#### EXERCISE DIRECTIONS:
Your task is to count the lines of the entries below that include the word "loads" and to give only the resulting number.

#### ENTRIES SUPPLIED:
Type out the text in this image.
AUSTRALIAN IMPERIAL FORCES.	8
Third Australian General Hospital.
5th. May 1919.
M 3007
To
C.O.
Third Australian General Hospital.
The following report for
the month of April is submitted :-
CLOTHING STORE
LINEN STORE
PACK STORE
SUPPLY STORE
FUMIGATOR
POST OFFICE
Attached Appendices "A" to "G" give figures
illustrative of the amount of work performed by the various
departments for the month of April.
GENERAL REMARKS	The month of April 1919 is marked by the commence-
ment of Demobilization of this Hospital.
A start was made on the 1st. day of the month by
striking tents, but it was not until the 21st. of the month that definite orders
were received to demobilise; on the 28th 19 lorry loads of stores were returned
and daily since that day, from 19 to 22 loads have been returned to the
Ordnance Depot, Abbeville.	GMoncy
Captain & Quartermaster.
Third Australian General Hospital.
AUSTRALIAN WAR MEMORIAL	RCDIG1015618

#### FULL OUTPUT:
2